-- Written exercise --
Print out the material that follows word for word.

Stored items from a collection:
· · ·
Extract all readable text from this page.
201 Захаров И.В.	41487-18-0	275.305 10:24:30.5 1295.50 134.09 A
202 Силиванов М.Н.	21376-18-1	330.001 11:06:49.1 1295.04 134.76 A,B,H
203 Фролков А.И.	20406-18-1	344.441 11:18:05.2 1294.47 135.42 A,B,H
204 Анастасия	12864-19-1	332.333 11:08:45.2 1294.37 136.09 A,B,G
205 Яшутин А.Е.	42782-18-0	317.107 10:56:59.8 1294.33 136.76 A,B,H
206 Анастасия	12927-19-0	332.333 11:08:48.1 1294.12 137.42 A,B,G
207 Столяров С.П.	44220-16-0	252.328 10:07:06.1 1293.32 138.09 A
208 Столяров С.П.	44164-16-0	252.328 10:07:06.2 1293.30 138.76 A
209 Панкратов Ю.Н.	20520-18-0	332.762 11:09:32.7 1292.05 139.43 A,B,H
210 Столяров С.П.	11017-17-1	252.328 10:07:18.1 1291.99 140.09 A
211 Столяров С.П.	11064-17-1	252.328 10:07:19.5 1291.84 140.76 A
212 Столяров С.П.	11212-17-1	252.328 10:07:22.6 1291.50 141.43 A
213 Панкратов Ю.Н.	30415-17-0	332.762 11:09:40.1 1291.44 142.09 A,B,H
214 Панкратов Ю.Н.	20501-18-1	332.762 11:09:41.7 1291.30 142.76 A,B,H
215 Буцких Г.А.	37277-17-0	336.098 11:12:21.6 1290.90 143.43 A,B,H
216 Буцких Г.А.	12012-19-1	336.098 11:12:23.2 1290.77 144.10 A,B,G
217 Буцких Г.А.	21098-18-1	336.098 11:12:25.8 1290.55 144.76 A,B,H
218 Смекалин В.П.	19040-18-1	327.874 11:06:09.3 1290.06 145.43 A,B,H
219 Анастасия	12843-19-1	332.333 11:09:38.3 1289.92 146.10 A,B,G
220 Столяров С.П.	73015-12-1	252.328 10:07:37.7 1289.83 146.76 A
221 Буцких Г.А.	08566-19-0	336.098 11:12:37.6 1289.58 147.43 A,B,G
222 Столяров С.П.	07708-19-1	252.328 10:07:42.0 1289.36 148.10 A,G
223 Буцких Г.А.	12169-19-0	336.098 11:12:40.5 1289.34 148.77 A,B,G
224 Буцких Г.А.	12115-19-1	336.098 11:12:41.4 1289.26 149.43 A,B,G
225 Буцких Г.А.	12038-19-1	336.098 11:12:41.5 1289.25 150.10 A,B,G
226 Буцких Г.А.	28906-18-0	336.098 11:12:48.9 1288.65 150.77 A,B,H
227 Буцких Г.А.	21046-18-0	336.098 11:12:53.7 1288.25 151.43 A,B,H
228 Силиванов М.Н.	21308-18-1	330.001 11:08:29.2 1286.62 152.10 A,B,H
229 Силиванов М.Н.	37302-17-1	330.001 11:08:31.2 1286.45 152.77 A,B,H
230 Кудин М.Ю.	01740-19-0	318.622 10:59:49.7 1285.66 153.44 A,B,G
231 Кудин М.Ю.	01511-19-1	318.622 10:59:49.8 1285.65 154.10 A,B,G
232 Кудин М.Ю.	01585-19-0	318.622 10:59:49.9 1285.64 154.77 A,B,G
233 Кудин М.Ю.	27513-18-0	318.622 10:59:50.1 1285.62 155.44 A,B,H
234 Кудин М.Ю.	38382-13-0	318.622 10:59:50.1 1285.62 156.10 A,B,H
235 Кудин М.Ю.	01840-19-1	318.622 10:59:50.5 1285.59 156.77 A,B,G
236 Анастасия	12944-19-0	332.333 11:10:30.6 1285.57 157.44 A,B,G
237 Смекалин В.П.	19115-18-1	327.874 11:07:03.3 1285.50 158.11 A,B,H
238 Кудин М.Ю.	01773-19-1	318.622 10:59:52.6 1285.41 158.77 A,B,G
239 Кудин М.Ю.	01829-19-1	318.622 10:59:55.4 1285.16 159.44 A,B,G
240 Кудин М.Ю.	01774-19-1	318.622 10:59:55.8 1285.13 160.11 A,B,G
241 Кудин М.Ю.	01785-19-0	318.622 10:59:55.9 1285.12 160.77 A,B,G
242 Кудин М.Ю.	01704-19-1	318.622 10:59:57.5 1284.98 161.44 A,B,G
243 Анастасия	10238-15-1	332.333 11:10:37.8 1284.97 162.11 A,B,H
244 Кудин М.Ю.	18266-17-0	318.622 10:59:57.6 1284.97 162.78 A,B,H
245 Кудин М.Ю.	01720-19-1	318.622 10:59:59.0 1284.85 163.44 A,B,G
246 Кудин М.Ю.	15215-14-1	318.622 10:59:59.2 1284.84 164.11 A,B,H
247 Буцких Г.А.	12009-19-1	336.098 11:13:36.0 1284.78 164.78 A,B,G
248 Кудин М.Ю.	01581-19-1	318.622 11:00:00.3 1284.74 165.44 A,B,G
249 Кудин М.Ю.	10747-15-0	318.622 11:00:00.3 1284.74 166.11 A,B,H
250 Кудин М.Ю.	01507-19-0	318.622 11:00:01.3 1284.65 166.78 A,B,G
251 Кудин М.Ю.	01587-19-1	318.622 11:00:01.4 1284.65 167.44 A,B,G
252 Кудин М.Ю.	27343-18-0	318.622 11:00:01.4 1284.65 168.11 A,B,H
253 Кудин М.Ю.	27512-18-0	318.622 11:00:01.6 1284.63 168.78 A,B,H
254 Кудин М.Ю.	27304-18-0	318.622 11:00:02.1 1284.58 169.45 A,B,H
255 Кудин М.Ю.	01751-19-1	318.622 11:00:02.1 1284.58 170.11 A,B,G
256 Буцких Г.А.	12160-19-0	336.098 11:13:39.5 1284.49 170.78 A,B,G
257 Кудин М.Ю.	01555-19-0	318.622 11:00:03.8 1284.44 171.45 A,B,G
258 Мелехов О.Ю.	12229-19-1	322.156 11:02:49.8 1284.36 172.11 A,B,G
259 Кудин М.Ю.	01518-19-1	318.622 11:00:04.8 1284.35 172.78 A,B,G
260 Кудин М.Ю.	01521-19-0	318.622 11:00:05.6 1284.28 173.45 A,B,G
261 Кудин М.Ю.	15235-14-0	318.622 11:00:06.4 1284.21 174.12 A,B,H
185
· · ·
-- Completed task --
Extract all readable text from this page.
201 Захаров И.В.	41487-18-0	275.305 10:24:30.5 1295.50 134.09 A
202 Силиванов М.Н.	21376-18-1	330.001 11:06:49.1 1295.04 134.76 A,B,H
203 Фролков А.И.	20406-18-1	344.441 11:18:05.2 1294.47 135.42 A,B,H
204 Анастасия	12864-19-1	332.333 11:08:45.2 1294.37 136.09 A,B,G
205 Яшутин А.Е.	42782-18-0	317.107 10:56:59.8 1294.33 136.76 A,B,H
206 Анастасия	12927-19-0	332.333 11:08:48.1 1294.12 137.42 A,B,G
207 Столяров С.П.	44220-16-0	252.328 10:07:06.1 1293.32 138.09 A
208 Столяров С.П.	44164-16-0	252.328 10:07:06.2 1293.30 138.76 A
209 Панкратов Ю.Н.	20520-18-0	332.762 11:09:32.7 1292.05 139.43 A,B,H
210 Столяров С.П.	11017-17-1	252.328 10:07:18.1 1291.99 140.09 A
211 Столяров С.П.	11064-17-1	252.328 10:07:19.5 1291.84 140.76 A
212 Столяров С.П.	11212-17-1	252.328 10:07:22.6 1291.50 141.43 A
213 Панкратов Ю.Н.	30415-17-0	332.762 11:09:40.1 1291.44 142.09 A,B,H
214 Панкратов Ю.Н.	20501-18-1	332.762 11:09:41.7 1291.30 142.76 A,B,H
215 Буцких Г.А.	37277-17-0	336.098 11:12:21.6 1290.90 143.43 A,B,H
216 Буцких Г.А.	12012-19-1	336.098 11:12:23.2 1290.77 144.10 A,B,G
217 Буцких Г.А.	21098-18-1	336.098 11:12:25.8 1290.55 144.76 A,B,H
218 Смекалин В.П.	19040-18-1	327.874 11:06:09.3 1290.06 145.43 A,B,H
219 Анастасия	12843-19-1	332.333 11:09:38.3 1289.92 146.10 A,B,G
220 Столяров С.П.	73015-12-1	252.328 10:07:37.7 1289.83 146.76 A
221 Буцких Г.А.	08566-19-0	336.098 11:12:37.6 1289.58 147.43 A,B,G
222 Столяров С.П.	07708-19-1	252.328 10:07:42.0 1289.36 148.10 A,G
223 Буцких Г.А.	12169-19-0	336.098 11:12:40.5 1289.34 148.77 A,B,G
224 Буцких Г.А.	12115-19-1	336.098 11:12:41.4 1289.26 149.43 A,B,G
225 Буцких Г.А.	12038-19-1	336.098 11:12:41.5 1289.25 150.10 A,B,G
226 Буцких Г.А.	28906-18-0	336.098 11:12:48.9 1288.65 150.77 A,B,H
227 Буцких Г.А.	21046-18-0	336.098 11:12:53.7 1288.25 151.43 A,B,H
228 Силиванов М.Н.	21308-18-1	330.001 11:08:29.2 1286.62 152.10 A,B,H
229 Силиванов М.Н.	37302-17-1	330.001 11:08:31.2 1286.45 152.77 A,B,H
230 Кудин М.Ю.	01740-19-0	318.622 10:59:49.7 1285.66 153.44 A,B,G
231 Кудин М.Ю.	01511-19-1	318.622 10:59:49.8 1285.65 154.10 A,B,G
232 Кудин М.Ю.	01585-19-0	318.622 10:59:49.9 1285.64 154.77 A,B,G
233 Кудин М.Ю.	27513-18-0	318.622 10:59:50.1 1285.62 155.44 A,B,H
234 Кудин М.Ю.	38382-13-0	318.622 10:59:50.1 1285.62 156.10 A,B,H
235 Кудин М.Ю.	01840-19-1	318.622 10:59:50.5 1285.59 156.77 A,B,G
236 Анастасия	12944-19-0	332.333 11:10:30.6 1285.57 157.44 A,B,G
237 Смекалин В.П.	19115-18-1	327.874 11:07:03.3 1285.50 158.11 A,B,H
238 Кудин М.Ю.	01773-19-1	318.622 10:59:52.6 1285.41 158.77 A,B,G
239 Кудин М.Ю.	01829-19-1	318.622 10:59:55.4 1285.16 159.44 A,B,G
240 Кудин М.Ю.	01774-19-1	318.622 10:59:55.8 1285.13 160.11 A,B,G
241 Кудин М.Ю.	01785-19-0	318.622 10:59:55.9 1285.12 160.77 A,B,G
242 Кудин М.Ю.	01704-19-1	318.622 10:59:57.5 1284.98 161.44 A,B,G
243 Анастасия	10238-15-1	332.333 11:10:37.8 1284.97 162.11 A,B,H
244 Кудин М.Ю.	18266-17-0	318.622 10:59:57.6 1284.97 162.78 A,B,H
245 Кудин М.Ю.	01720-19-1	318.622 10:59:59.0 1284.85 163.44 A,B,G
246 Кудин М.Ю.	15215-14-1	318.622 10:59:59.2 1284.84 164.11 A,B,H
247 Буцких Г.А.	12009-19-1	336.098 11:13:36.0 1284.78 164.78 A,B,G
248 Кудин М.Ю.	01581-19-1	318.622 11:00:00.3 1284.74 165.44 A,B,G
249 Кудин М.Ю.	10747-15-0	318.622 11:00:00.3 1284.74 166.11 A,B,H
250 Кудин М.Ю.	01507-19-0	318.622 11:00:01.3 1284.65 166.78 A,B,G
251 Кудин М.Ю.	01587-19-1	318.622 11:00:01.4 1284.65 167.44 A,B,G
252 Кудин М.Ю.	27343-18-0	318.622 11:00:01.4 1284.65 168.11 A,B,H
253 Кудин М.Ю.	27512-18-0	318.622 11:00:01.6 1284.63 168.78 A,B,H
254 Кудин М.Ю.	27304-18-0	318.622 11:00:02.1 1284.58 169.45 A,B,H
255 Кудин М.Ю.	01751-19-1	318.622 11:00:02.1 1284.58 170.11 A,B,G
256 Буцких Г.А.	12160-19-0	336.098 11:13:39.5 1284.49 170.78 A,B,G
257 Кудин М.Ю.	01555-19-0	318.622 11:00:03.8 1284.44 171.45 A,B,G
258 Мелехов О.Ю.	12229-19-1	322.156 11:02:49.8 1284.36 172.11 A,B,G
259 Кудин М.Ю.	01518-19-1	318.622 11:00:04.8 1284.35 172.78 A,B,G
260 Кудин М.Ю.	01521-19-0	318.622 11:00:05.6 1284.28 173.45 A,B,G
261 Кудин М.Ю.	15235-14-0	318.622 11:00:06.4 1284.21 174.12 A,B,H
185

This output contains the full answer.